● **WHAT TO PRODUCE**: Below are some records; reproduce every one of them exactly.

[BEGIN]

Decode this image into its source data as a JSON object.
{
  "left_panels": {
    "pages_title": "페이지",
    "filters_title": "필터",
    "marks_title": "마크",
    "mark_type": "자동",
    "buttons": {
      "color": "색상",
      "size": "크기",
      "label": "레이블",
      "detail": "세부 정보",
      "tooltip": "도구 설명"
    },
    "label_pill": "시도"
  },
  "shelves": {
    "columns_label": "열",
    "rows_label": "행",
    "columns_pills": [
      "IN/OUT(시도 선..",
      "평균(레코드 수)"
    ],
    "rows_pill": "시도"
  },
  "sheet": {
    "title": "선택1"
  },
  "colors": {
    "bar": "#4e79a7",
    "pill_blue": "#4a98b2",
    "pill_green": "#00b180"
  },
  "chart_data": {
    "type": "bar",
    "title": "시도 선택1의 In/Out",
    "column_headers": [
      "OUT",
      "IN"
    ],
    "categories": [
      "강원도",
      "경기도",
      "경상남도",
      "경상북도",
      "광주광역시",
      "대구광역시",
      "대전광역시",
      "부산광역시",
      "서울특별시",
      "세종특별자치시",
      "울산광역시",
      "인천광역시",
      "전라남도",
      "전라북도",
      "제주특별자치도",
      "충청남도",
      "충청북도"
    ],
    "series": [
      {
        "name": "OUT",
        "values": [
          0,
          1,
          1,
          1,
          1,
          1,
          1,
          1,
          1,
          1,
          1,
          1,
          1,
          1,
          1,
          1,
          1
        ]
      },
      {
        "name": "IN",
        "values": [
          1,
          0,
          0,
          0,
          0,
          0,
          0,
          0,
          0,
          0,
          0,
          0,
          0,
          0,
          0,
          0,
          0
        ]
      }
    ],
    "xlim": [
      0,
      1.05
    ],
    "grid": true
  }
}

[END]

● **OUTPUT**:
Decode this image into its source data as a JSON object.
{
  "left_panels": {
    "pages_title": "페이지",
    "filters_title": "필터",
    "marks_title": "마크",
    "mark_type": "자동",
    "buttons": {
      "color": "색상",
      "size": "크기",
      "label": "레이블",
      "detail": "세부 정보",
      "tooltip": "도구 설명"
    },
    "label_pill": "시도"
  },
  "shelves": {
    "columns_label": "열",
    "rows_label": "행",
    "columns_pills": [
      "IN/OUT(시도 선..",
      "평균(레코드 수)"
    ],
    "rows_pill": "시도"
  },
  "sheet": {
    "title": "선택1"
  },
  "colors": {
    "bar": "#4e79a7",
    "pill_blue": "#4a98b2",
    "pill_green": "#00b180"
  },
  "chart_data": {
    "type": "bar",
    "title": "시도 선택1의 In/Out",
    "column_headers": [
      "OUT",
      "IN"
    ],
    "categories": [
      "강원도",
      "경기도",
      "경상남도",
      "경상북도",
      "광주광역시",
      "대구광역시",
      "대전광역시",
      "부산광역시",
      "서울특별시",
      "세종특별자치시",
      "울산광역시",
      "인천광역시",
      "전라남도",
      "전라북도",
      "제주특별자치도",
      "충청남도",
      "충청북도"
    ],
    "series": [
      {
        "name": "OUT",
        "values": [
          0,
          1,
          1,
          1,
          1,
          1,
          1,
          1,
          1,
          1,
          1,
          1,
          1,
          1,
          1,
          1,
          1
        ]
      },
      {
        "name": "IN",
        "values": [
          1,
          0,
          0,
          0,
          0,
          0,
          0,
          0,
          0,
          0,
          0,
          0,
          0,
          0,
          0,
          0,
          0
        ]
      }
    ],
    "xlim": [
      0,
      1.05
    ],
    "grid": true
  }
}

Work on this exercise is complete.